EXERCISE REQUIREMENTS: Skip all pictures, then print the remaining material exactly.

DATA FOR THIS TASK:
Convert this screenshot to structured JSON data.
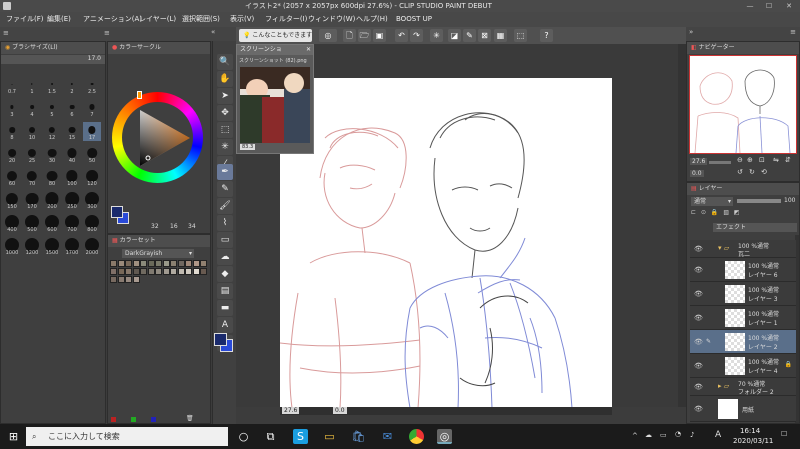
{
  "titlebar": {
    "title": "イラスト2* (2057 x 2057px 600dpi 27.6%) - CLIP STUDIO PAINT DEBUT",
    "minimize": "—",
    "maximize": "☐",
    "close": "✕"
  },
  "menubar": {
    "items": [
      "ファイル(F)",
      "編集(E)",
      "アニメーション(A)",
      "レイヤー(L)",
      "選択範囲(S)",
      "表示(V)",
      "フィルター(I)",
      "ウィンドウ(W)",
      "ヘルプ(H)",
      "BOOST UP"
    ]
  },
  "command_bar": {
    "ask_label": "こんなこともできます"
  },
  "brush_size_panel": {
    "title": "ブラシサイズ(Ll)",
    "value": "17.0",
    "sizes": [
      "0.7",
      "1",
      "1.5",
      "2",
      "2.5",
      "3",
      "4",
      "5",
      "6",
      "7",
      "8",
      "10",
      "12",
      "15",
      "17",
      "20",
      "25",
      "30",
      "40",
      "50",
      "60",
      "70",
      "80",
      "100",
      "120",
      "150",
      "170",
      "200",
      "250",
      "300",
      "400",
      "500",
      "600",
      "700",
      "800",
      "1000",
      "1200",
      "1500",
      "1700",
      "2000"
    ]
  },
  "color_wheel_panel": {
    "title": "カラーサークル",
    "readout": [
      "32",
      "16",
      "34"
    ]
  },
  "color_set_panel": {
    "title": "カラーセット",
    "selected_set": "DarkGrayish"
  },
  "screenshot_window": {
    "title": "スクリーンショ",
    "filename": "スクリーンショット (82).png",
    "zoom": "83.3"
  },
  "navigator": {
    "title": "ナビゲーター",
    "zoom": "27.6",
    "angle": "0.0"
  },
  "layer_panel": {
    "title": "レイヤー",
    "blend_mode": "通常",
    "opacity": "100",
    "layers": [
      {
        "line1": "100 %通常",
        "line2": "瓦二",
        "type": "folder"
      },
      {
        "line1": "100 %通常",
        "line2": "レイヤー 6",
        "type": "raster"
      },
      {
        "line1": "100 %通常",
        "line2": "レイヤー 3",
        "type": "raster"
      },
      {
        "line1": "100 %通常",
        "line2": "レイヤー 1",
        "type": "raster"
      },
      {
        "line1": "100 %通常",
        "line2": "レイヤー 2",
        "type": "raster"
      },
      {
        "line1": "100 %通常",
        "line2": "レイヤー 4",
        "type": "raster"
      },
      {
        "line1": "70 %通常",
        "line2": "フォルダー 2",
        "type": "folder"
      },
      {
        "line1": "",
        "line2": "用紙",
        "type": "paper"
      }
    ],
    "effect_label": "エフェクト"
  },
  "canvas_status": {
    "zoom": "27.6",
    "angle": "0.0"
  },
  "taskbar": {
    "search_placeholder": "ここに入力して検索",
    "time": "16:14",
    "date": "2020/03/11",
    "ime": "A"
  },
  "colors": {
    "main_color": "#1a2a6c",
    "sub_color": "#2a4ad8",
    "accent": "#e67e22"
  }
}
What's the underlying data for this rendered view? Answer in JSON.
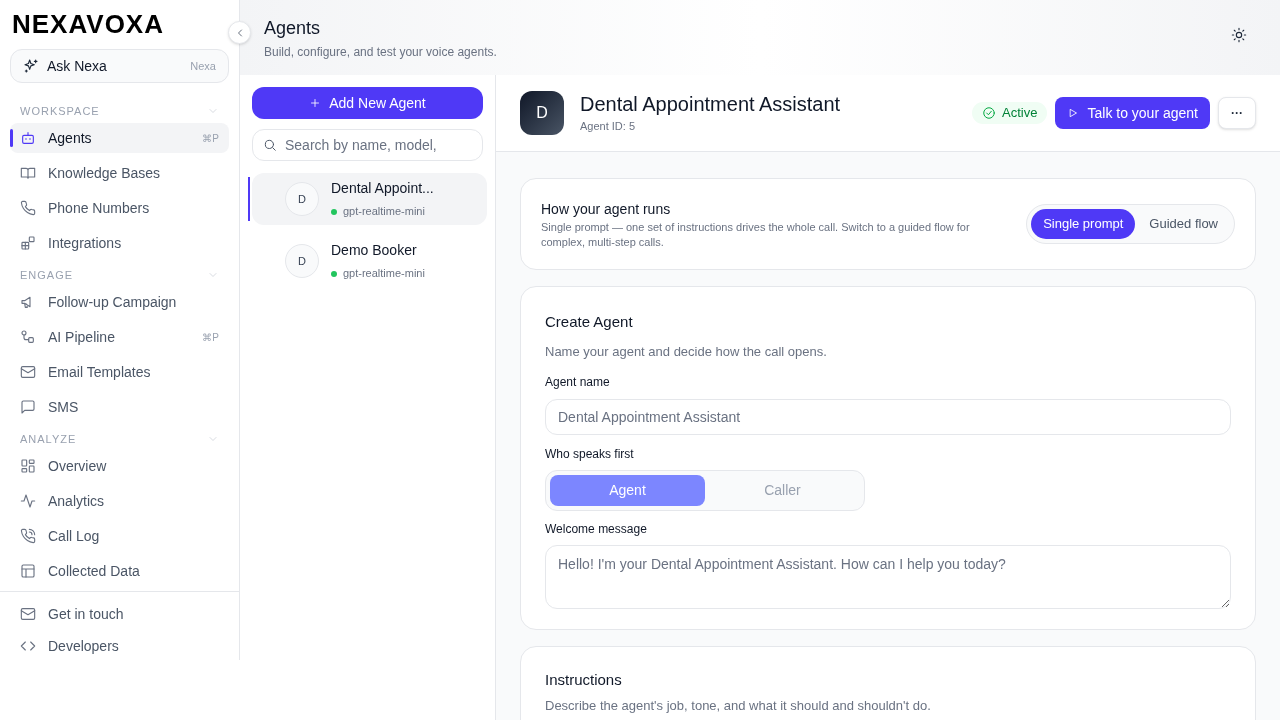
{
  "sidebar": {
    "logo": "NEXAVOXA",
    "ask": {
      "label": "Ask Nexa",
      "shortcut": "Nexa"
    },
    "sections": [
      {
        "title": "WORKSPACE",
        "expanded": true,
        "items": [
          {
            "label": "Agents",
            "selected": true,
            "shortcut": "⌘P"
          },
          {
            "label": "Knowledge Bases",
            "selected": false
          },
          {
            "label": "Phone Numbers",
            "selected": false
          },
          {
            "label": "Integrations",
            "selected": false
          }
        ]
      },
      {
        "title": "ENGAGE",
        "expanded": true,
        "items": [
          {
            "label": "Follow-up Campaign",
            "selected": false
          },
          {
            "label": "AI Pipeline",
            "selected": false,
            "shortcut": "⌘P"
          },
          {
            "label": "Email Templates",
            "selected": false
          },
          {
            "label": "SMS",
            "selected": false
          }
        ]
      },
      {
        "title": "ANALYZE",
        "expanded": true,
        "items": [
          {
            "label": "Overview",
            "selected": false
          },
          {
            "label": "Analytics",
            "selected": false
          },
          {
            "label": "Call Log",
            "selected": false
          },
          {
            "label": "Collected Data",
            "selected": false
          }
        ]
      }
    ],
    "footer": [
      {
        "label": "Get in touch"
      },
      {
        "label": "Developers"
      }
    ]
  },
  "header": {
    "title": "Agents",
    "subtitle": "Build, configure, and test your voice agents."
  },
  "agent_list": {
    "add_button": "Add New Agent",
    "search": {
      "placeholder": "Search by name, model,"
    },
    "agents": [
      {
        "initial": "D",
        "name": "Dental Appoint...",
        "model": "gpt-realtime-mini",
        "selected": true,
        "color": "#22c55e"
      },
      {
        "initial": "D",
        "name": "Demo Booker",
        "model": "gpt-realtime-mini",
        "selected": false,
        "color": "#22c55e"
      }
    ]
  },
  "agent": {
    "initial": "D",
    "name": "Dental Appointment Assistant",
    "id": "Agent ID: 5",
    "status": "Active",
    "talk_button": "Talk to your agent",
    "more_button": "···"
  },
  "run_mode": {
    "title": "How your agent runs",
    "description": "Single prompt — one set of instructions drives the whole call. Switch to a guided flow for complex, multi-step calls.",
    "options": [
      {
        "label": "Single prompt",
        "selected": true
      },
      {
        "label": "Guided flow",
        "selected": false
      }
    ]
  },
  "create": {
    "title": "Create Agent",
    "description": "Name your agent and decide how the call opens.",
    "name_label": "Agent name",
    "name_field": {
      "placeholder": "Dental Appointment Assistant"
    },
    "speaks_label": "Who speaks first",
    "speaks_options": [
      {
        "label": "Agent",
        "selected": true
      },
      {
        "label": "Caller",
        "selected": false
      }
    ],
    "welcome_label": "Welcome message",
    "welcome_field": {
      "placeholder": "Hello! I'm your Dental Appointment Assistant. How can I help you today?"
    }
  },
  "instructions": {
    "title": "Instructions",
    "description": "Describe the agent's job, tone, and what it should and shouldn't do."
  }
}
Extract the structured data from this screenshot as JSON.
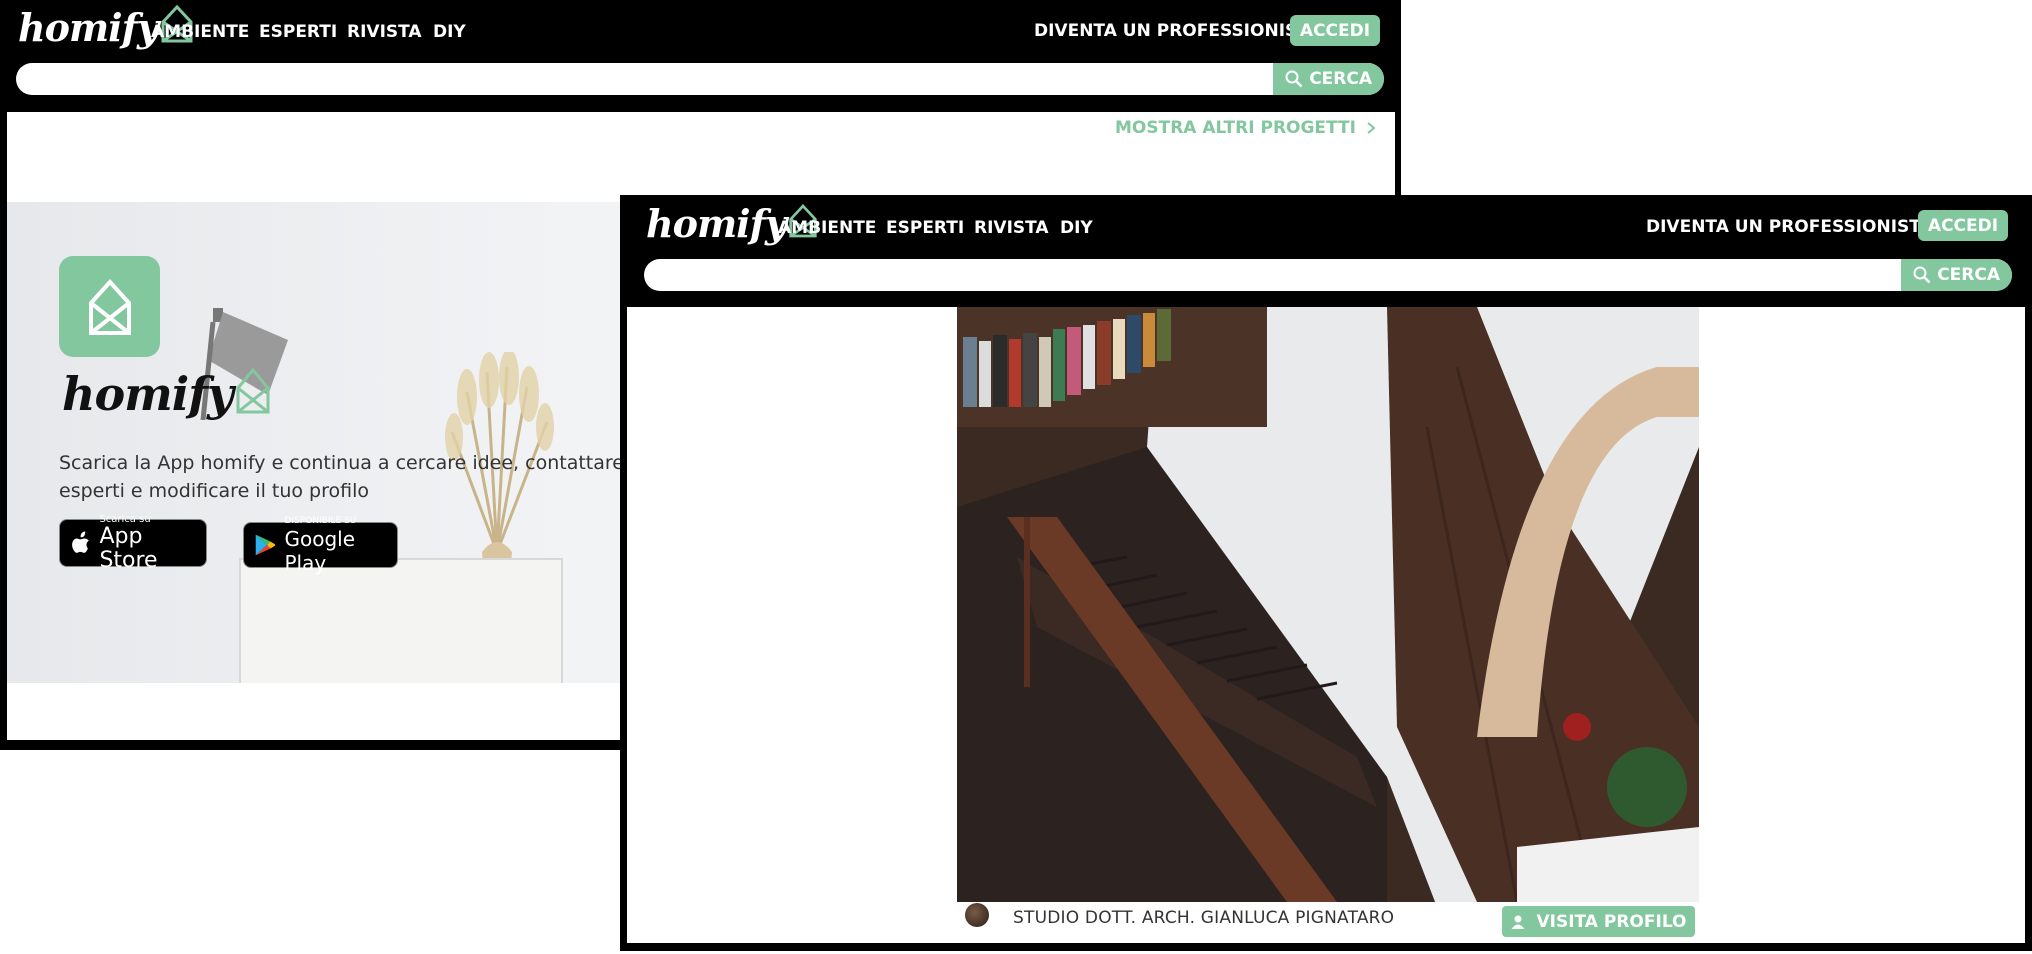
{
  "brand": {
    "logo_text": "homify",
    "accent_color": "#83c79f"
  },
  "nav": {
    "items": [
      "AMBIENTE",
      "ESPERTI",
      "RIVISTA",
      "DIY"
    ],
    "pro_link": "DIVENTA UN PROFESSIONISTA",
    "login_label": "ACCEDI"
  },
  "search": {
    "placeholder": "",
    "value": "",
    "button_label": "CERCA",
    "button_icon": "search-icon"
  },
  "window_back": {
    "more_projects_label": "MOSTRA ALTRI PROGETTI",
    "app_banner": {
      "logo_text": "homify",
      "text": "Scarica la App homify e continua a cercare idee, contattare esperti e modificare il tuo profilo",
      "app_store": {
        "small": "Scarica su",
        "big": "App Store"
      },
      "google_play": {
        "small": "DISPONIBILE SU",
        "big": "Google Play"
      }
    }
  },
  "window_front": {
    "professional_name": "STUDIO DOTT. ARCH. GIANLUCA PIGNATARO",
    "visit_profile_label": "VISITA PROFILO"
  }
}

REPLY:
Convert this screenshot to structured JSON data.
{
  "titlebar": {
    "title": "イラスト2* (2057 x 2057px 600dpi 27.6%) - CLIP STUDIO PAINT DEBUT",
    "minimize": "—",
    "maximize": "☐",
    "close": "✕"
  },
  "menubar": {
    "items": [
      "ファイル(F)",
      "編集(E)",
      "アニメーション(A)",
      "レイヤー(L)",
      "選択範囲(S)",
      "表示(V)",
      "フィルター(I)",
      "ウィンドウ(W)",
      "ヘルプ(H)",
      "BOOST UP"
    ]
  },
  "command_bar": {
    "ask_label": "こんなこともできます"
  },
  "brush_size_panel": {
    "title": "ブラシサイズ(Ll)",
    "value": "17.0",
    "sizes": [
      "0.7",
      "1",
      "1.5",
      "2",
      "2.5",
      "3",
      "4",
      "5",
      "6",
      "7",
      "8",
      "10",
      "12",
      "15",
      "17",
      "20",
      "25",
      "30",
      "40",
      "50",
      "60",
      "70",
      "80",
      "100",
      "120",
      "150",
      "170",
      "200",
      "250",
      "300",
      "400",
      "500",
      "600",
      "700",
      "800",
      "1000",
      "1200",
      "1500",
      "1700",
      "2000"
    ]
  },
  "color_wheel_panel": {
    "title": "カラーサークル",
    "readout": [
      "32",
      "16",
      "34"
    ]
  },
  "color_set_panel": {
    "title": "カラーセット",
    "selected_set": "DarkGrayish"
  },
  "screenshot_window": {
    "title": "スクリーンショ",
    "filename": "スクリーンショット (82).png",
    "zoom": "83.3"
  },
  "navigator": {
    "title": "ナビゲーター",
    "zoom": "27.6",
    "angle": "0.0"
  },
  "layer_panel": {
    "title": "レイヤー",
    "blend_mode": "通常",
    "opacity": "100",
    "layers": [
      {
        "line1": "100 %通常",
        "line2": "瓦二",
        "type": "folder"
      },
      {
        "line1": "100 %通常",
        "line2": "レイヤー 6",
        "type": "raster"
      },
      {
        "line1": "100 %通常",
        "line2": "レイヤー 3",
        "type": "raster"
      },
      {
        "line1": "100 %通常",
        "line2": "レイヤー 1",
        "type": "raster"
      },
      {
        "line1": "100 %通常",
        "line2": "レイヤー 2",
        "type": "raster"
      },
      {
        "line1": "100 %通常",
        "line2": "レイヤー 4",
        "type": "raster"
      },
      {
        "line1": "70 %通常",
        "line2": "フォルダー 2",
        "type": "folder"
      },
      {
        "line1": "",
        "line2": "用紙",
        "type": "paper"
      }
    ],
    "effect_label": "エフェクト"
  },
  "canvas_status": {
    "zoom": "27.6",
    "angle": "0.0"
  },
  "taskbar": {
    "search_placeholder": "ここに入力して検索",
    "time": "16:14",
    "date": "2020/03/11",
    "ime": "A"
  },
  "colors": {
    "main_color": "#1a2a6c",
    "sub_color": "#2a4ad8",
    "accent": "#e67e22"
  }
}
What's the underlying data for this rendered view? Answer in JSON.
{
  "sidebar": {
    "logo": "NEXAVOXA",
    "ask": {
      "label": "Ask Nexa",
      "shortcut": "Nexa"
    },
    "sections": [
      {
        "title": "WORKSPACE",
        "expanded": true,
        "items": [
          {
            "label": "Agents",
            "selected": true,
            "shortcut": "⌘P"
          },
          {
            "label": "Knowledge Bases",
            "selected": false
          },
          {
            "label": "Phone Numbers",
            "selected": false
          },
          {
            "label": "Integrations",
            "selected": false
          }
        ]
      },
      {
        "title": "ENGAGE",
        "expanded": true,
        "items": [
          {
            "label": "Follow-up Campaign",
            "selected": false
          },
          {
            "label": "AI Pipeline",
            "selected": false,
            "shortcut": "⌘P"
          },
          {
            "label": "Email Templates",
            "selected": false
          },
          {
            "label": "SMS",
            "selected": false
          }
        ]
      },
      {
        "title": "ANALYZE",
        "expanded": true,
        "items": [
          {
            "label": "Overview",
            "selected": false
          },
          {
            "label": "Analytics",
            "selected": false
          },
          {
            "label": "Call Log",
            "selected": false
          },
          {
            "label": "Collected Data",
            "selected": false
          }
        ]
      }
    ],
    "footer": [
      {
        "label": "Get in touch"
      },
      {
        "label": "Developers"
      }
    ]
  },
  "header": {
    "title": "Agents",
    "subtitle": "Build, configure, and test your voice agents."
  },
  "agent_list": {
    "add_button": "Add New Agent",
    "search": {
      "placeholder": "Search by name, model,"
    },
    "agents": [
      {
        "initial": "D",
        "name": "Dental Appoint...",
        "model": "gpt-realtime-mini",
        "selected": true,
        "color": "#22c55e"
      },
      {
        "initial": "D",
        "name": "Demo Booker",
        "model": "gpt-realtime-mini",
        "selected": false,
        "color": "#22c55e"
      }
    ]
  },
  "agent": {
    "initial": "D",
    "name": "Dental Appointment Assistant",
    "id": "Agent ID: 5",
    "status": "Active",
    "talk_button": "Talk to your agent",
    "more_button": "···"
  },
  "run_mode": {
    "title": "How your agent runs",
    "description": "Single prompt — one set of instructions drives the whole call. Switch to a guided flow for complex, multi-step calls.",
    "options": [
      {
        "label": "Single prompt",
        "selected": true
      },
      {
        "label": "Guided flow",
        "selected": false
      }
    ]
  },
  "create": {
    "title": "Create Agent",
    "description": "Name your agent and decide how the call opens.",
    "name_label": "Agent name",
    "name_field": {
      "placeholder": "Dental Appointment Assistant"
    },
    "speaks_label": "Who speaks first",
    "speaks_options": [
      {
        "label": "Agent",
        "selected": true
      },
      {
        "label": "Caller",
        "selected": false
      }
    ],
    "welcome_label": "Welcome message",
    "welcome_field": {
      "placeholder": "Hello! I'm your Dental Appointment Assistant. How can I help you today?"
    }
  },
  "instructions": {
    "title": "Instructions",
    "description": "Describe the agent's job, tone, and what it should and shouldn't do."
  }
}
Extract the structured data from this screenshot as JSON.
{
  "brand": {
    "logo_text": "homify",
    "accent_color": "#83c79f"
  },
  "nav": {
    "items": [
      "AMBIENTE",
      "ESPERTI",
      "RIVISTA",
      "DIY"
    ],
    "pro_link": "DIVENTA UN PROFESSIONISTA",
    "login_label": "ACCEDI"
  },
  "search": {
    "placeholder": "",
    "value": "",
    "button_label": "CERCA",
    "button_icon": "search-icon"
  },
  "window_back": {
    "more_projects_label": "MOSTRA ALTRI PROGETTI",
    "app_banner": {
      "logo_text": "homify",
      "text": "Scarica la App homify e continua a cercare idee, contattare esperti e modificare il tuo profilo",
      "app_store": {
        "small": "Scarica su",
        "big": "App Store"
      },
      "google_play": {
        "small": "DISPONIBILE SU",
        "big": "Google Play"
      }
    }
  },
  "window_front": {
    "professional_name": "STUDIO DOTT. ARCH. GIANLUCA PIGNATARO",
    "visit_profile_label": "VISITA PROFILO"
  }
}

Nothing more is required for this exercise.